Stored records
· · · · · · ·

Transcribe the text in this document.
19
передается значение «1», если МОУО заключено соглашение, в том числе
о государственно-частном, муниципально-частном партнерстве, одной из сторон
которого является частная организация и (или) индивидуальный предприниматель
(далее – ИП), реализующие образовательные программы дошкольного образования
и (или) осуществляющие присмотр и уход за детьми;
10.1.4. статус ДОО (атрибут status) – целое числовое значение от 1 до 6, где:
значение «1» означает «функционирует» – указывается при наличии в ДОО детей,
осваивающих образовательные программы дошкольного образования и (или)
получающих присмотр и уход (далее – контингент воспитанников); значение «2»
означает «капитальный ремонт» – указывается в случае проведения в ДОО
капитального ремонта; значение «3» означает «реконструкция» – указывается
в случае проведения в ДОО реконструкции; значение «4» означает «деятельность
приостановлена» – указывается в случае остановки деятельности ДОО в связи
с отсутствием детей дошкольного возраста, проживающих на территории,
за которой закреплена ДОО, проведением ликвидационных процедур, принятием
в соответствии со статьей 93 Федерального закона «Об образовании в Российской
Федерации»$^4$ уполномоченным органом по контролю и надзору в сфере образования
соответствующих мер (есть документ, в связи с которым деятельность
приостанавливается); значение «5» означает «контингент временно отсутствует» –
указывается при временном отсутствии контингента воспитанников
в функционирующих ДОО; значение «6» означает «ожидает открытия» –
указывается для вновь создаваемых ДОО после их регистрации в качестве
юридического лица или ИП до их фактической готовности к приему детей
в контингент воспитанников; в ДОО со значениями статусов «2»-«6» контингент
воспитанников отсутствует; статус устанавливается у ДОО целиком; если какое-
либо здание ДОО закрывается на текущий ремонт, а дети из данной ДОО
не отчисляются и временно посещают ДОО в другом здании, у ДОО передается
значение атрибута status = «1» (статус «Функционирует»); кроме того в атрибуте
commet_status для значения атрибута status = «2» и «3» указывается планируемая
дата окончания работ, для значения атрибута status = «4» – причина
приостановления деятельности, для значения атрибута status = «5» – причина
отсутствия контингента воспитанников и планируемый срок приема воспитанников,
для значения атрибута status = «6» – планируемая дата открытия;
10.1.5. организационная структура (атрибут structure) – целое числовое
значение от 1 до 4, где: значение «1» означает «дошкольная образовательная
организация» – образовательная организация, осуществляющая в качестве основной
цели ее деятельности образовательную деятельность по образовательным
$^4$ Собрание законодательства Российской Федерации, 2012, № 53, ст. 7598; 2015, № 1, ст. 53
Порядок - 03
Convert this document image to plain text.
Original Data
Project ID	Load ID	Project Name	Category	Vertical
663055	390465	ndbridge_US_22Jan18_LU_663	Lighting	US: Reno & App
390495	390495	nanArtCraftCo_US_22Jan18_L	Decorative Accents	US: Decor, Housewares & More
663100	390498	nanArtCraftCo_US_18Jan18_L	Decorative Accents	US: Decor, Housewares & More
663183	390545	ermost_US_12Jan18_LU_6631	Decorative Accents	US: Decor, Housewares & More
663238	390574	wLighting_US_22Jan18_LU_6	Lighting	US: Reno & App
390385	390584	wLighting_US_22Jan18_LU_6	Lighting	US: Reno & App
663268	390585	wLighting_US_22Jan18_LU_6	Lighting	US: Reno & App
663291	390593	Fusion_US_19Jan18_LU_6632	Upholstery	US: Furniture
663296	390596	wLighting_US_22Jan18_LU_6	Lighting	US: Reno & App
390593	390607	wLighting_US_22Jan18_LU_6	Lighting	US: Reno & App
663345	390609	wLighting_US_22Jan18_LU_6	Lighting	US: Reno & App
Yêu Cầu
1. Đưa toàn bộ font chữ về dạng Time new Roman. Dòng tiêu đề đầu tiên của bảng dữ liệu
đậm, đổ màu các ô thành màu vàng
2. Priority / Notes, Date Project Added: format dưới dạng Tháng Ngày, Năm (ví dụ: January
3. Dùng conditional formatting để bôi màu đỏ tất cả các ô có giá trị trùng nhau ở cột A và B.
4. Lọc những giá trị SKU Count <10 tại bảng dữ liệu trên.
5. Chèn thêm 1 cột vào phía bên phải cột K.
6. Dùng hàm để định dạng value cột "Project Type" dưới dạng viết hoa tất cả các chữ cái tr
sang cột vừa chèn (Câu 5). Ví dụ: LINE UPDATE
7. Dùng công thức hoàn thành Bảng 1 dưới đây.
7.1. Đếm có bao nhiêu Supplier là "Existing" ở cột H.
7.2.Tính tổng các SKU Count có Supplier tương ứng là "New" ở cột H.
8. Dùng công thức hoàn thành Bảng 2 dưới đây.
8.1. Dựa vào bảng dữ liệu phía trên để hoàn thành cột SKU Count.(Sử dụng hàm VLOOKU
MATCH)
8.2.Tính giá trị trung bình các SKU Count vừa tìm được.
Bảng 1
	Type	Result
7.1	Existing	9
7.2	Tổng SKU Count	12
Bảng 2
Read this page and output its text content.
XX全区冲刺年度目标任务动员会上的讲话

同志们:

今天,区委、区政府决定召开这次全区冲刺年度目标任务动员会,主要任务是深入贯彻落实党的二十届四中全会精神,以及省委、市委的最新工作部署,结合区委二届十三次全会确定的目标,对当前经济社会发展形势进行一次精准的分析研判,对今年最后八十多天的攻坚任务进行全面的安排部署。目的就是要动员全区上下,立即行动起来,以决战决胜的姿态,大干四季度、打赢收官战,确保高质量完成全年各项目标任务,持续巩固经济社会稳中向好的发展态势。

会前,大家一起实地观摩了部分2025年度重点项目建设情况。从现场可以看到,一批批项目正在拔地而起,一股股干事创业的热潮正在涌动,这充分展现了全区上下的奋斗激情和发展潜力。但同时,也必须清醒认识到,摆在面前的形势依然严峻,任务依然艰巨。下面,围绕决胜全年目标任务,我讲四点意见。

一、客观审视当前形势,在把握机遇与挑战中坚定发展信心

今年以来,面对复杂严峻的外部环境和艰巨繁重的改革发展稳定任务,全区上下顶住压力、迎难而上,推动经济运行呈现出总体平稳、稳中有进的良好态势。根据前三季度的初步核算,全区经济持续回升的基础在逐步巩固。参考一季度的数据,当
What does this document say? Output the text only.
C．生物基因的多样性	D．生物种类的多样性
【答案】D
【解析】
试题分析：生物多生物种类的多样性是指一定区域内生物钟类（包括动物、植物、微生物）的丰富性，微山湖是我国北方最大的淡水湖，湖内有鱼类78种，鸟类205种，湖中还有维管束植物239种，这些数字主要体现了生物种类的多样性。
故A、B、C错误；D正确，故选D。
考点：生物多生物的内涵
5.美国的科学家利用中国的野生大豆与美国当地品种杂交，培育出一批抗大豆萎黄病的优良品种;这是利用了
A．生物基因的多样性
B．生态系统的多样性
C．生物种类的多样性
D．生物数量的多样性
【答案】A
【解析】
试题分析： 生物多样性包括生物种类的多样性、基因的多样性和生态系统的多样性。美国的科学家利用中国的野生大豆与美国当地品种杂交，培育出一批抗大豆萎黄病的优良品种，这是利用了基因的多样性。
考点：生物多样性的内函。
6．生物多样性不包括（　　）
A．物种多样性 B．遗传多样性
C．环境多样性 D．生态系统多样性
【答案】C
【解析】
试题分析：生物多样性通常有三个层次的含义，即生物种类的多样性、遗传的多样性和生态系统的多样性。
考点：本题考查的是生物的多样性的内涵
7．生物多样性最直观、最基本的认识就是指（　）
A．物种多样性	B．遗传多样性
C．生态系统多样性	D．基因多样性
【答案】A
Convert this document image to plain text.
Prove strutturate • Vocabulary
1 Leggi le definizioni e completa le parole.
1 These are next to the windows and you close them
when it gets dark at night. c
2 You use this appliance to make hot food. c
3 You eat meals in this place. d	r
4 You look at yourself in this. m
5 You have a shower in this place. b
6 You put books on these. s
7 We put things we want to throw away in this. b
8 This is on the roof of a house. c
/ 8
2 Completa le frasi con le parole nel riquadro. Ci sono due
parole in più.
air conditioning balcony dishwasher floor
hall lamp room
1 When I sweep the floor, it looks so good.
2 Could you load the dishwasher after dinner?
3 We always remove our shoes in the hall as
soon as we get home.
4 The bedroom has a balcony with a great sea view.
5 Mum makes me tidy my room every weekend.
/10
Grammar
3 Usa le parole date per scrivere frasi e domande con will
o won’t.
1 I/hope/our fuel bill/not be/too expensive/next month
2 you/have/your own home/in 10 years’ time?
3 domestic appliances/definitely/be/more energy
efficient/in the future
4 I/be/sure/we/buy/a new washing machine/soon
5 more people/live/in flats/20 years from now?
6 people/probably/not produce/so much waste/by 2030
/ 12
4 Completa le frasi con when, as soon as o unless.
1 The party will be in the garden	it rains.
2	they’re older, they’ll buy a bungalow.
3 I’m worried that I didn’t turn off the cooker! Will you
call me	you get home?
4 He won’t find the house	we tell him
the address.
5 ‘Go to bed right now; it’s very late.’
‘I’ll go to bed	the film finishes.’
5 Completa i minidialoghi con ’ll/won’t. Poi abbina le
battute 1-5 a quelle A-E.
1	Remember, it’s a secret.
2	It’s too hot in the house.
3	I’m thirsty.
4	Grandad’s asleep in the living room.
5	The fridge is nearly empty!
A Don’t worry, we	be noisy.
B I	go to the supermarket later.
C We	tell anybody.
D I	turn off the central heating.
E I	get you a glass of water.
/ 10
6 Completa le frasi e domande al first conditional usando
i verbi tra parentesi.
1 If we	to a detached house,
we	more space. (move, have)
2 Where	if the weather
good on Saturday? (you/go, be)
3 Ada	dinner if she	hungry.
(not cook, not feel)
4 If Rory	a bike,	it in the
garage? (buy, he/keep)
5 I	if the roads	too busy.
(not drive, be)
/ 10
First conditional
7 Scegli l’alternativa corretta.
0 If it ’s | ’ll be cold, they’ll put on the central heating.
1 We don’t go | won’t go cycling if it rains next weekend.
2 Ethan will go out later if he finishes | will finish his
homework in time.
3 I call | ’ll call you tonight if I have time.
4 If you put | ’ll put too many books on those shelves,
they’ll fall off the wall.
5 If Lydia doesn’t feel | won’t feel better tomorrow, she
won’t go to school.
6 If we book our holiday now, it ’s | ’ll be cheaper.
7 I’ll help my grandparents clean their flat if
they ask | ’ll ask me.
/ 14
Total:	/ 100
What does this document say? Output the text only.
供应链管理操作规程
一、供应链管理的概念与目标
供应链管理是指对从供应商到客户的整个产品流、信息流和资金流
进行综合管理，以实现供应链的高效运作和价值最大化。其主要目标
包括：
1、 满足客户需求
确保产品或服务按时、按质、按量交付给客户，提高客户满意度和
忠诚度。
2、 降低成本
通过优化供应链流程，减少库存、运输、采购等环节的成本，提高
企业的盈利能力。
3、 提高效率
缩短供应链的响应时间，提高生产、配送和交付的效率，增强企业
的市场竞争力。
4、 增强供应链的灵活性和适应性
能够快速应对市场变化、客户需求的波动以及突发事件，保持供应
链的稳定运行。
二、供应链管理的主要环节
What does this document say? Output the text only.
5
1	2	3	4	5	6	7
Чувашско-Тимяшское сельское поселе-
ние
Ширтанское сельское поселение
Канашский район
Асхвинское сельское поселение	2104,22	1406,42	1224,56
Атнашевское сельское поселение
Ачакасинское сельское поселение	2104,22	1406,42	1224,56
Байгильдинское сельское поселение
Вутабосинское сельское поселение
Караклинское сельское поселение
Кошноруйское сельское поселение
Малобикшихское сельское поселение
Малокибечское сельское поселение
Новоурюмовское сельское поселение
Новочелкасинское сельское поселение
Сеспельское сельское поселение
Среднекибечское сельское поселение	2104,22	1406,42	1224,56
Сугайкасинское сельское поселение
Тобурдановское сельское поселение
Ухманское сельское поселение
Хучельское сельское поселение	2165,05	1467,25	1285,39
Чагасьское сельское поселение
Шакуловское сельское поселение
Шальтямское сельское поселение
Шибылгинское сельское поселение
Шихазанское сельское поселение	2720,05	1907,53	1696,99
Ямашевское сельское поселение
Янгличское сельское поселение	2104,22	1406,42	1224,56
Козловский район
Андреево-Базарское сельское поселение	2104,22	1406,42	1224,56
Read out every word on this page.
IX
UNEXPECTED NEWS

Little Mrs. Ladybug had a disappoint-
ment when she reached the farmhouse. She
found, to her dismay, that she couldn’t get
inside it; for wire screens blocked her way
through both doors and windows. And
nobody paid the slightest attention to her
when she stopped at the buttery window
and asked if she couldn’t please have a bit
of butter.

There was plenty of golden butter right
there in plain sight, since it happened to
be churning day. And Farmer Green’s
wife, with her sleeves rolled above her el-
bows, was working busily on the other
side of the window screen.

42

· · · · · · ·

Return all lines containing "status".

> Solution to this exercise:
10.1.4. статус ДОО (атрибут status) – целое числовое значение от 1 до 6, где:
значение атрибута status = «1» (статус «Функционирует»); кроме того в атрибуте
commet_status для значения атрибута status = «2» и «3» указывается планируемая
дата окончания работ, для значения атрибута status = «4» – причина
приостановления деятельности, для значения атрибута status = «5» – причина
для значения атрибута status = «6» – планируемая дата открытия;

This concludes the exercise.